>> START INPUT RECORDS
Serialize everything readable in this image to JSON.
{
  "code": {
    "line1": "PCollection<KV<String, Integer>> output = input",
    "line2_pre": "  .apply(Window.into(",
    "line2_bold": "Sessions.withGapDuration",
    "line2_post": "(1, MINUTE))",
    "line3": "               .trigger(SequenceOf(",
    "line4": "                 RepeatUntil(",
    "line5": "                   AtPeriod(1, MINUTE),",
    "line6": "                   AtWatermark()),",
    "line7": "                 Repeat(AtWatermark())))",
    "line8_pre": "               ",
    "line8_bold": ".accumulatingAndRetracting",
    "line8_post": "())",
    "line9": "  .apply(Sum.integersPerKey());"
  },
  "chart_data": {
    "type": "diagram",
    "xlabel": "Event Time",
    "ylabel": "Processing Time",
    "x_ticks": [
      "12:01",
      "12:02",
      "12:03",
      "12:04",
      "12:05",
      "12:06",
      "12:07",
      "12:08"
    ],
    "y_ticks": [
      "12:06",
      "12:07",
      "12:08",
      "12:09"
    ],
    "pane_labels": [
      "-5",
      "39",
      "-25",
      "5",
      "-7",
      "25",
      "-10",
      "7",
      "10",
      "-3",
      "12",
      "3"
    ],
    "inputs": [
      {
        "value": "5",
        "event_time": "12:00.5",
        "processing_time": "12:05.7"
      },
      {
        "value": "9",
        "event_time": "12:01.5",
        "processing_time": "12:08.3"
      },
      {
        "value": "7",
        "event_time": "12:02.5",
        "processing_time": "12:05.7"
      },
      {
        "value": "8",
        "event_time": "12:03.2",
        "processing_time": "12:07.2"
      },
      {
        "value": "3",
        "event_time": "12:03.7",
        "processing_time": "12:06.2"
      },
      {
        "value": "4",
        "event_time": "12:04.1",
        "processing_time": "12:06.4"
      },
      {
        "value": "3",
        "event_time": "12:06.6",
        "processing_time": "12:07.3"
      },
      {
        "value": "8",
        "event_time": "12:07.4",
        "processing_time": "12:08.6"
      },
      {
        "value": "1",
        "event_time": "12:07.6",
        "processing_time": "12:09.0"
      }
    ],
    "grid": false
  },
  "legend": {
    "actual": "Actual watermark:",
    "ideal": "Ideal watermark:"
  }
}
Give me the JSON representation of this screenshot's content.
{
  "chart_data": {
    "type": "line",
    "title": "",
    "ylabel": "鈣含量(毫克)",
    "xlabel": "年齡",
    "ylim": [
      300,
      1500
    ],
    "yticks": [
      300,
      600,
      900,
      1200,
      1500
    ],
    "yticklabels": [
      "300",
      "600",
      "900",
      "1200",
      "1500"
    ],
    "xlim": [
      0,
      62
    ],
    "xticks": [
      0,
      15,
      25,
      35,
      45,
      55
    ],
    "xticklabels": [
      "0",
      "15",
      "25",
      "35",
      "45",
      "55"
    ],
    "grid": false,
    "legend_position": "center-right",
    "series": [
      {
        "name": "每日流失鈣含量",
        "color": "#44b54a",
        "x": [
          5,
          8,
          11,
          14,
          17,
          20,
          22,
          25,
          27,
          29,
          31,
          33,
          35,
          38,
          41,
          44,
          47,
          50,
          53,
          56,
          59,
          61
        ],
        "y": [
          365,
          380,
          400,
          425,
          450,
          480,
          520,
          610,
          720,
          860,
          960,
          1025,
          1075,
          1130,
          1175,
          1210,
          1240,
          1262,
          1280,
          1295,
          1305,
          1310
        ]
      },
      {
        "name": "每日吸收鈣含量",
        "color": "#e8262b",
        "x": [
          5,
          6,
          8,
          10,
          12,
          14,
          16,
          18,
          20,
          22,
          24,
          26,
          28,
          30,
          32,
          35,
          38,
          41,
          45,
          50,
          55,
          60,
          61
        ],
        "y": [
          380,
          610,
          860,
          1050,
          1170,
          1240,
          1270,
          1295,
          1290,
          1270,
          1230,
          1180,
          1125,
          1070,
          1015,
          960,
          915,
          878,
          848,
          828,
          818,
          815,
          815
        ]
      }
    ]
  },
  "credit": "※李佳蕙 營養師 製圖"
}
>> END INPUT RECORDS
Extract all lines as given.

Serialize everything readable in this image to JSON.
{
  "code": {
    "line1": "PCollection<KV<String, Integer>> output = input",
    "line2_pre": "  .apply(Window.into(",
    "line2_bold": "Sessions.withGapDuration",
    "line2_post": "(1, MINUTE))",
    "line3": "               .trigger(SequenceOf(",
    "line4": "                 RepeatUntil(",
    "line5": "                   AtPeriod(1, MINUTE),",
    "line6": "                   AtWatermark()),",
    "line7": "                 Repeat(AtWatermark())))",
    "line8_pre": "               ",
    "line8_bold": ".accumulatingAndRetracting",
    "line8_post": "())",
    "line9": "  .apply(Sum.integersPerKey());"
  },
  "chart_data": {
    "type": "diagram",
    "xlabel": "Event Time",
    "ylabel": "Processing Time",
    "x_ticks": [
      "12:01",
      "12:02",
      "12:03",
      "12:04",
      "12:05",
      "12:06",
      "12:07",
      "12:08"
    ],
    "y_ticks": [
      "12:06",
      "12:07",
      "12:08",
      "12:09"
    ],
    "pane_labels": [
      "-5",
      "39",
      "-25",
      "5",
      "-7",
      "25",
      "-10",
      "7",
      "10",
      "-3",
      "12",
      "3"
    ],
    "inputs": [
      {
        "value": "5",
        "event_time": "12:00.5",
        "processing_time": "12:05.7"
      },
      {
        "value": "9",
        "event_time": "12:01.5",
        "processing_time": "12:08.3"
      },
      {
        "value": "7",
        "event_time": "12:02.5",
        "processing_time": "12:05.7"
      },
      {
        "value": "8",
        "event_time": "12:03.2",
        "processing_time": "12:07.2"
      },
      {
        "value": "3",
        "event_time": "12:03.7",
        "processing_time": "12:06.2"
      },
      {
        "value": "4",
        "event_time": "12:04.1",
        "processing_time": "12:06.4"
      },
      {
        "value": "3",
        "event_time": "12:06.6",
        "processing_time": "12:07.3"
      },
      {
        "value": "8",
        "event_time": "12:07.4",
        "processing_time": "12:08.6"
      },
      {
        "value": "1",
        "event_time": "12:07.6",
        "processing_time": "12:09.0"
      }
    ],
    "grid": false
  },
  "legend": {
    "actual": "Actual watermark:",
    "ideal": "Ideal watermark:"
  }
}
Give me the JSON representation of this screenshot's content.
{
  "chart_data": {
    "type": "line",
    "title": "",
    "ylabel": "鈣含量(毫克)",
    "xlabel": "年齡",
    "ylim": [
      300,
      1500
    ],
    "yticks": [
      300,
      600,
      900,
      1200,
      1500
    ],
    "yticklabels": [
      "300",
      "600",
      "900",
      "1200",
      "1500"
    ],
    "xlim": [
      0,
      62
    ],
    "xticks": [
      0,
      15,
      25,
      35,
      45,
      55
    ],
    "xticklabels": [
      "0",
      "15",
      "25",
      "35",
      "45",
      "55"
    ],
    "grid": false,
    "legend_position": "center-right",
    "series": [
      {
        "name": "每日流失鈣含量",
        "color": "#44b54a",
        "x": [
          5,
          8,
          11,
          14,
          17,
          20,
          22,
          25,
          27,
          29,
          31,
          33,
          35,
          38,
          41,
          44,
          47,
          50,
          53,
          56,
          59,
          61
        ],
        "y": [
          365,
          380,
          400,
          425,
          450,
          480,
          520,
          610,
          720,
          860,
          960,
          1025,
          1075,
          1130,
          1175,
          1210,
          1240,
          1262,
          1280,
          1295,
          1305,
          1310
        ]
      },
      {
        "name": "每日吸收鈣含量",
        "color": "#e8262b",
        "x": [
          5,
          6,
          8,
          10,
          12,
          14,
          16,
          18,
          20,
          22,
          24,
          26,
          28,
          30,
          32,
          35,
          38,
          41,
          45,
          50,
          55,
          60,
          61
        ],
        "y": [
          380,
          610,
          860,
          1050,
          1170,
          1240,
          1270,
          1295,
          1290,
          1270,
          1230,
          1180,
          1125,
          1070,
          1015,
          960,
          915,
          878,
          848,
          828,
          818,
          815,
          815
        ]
      }
    ]
  },
  "credit": "※李佳蕙 營養師 製圖"
}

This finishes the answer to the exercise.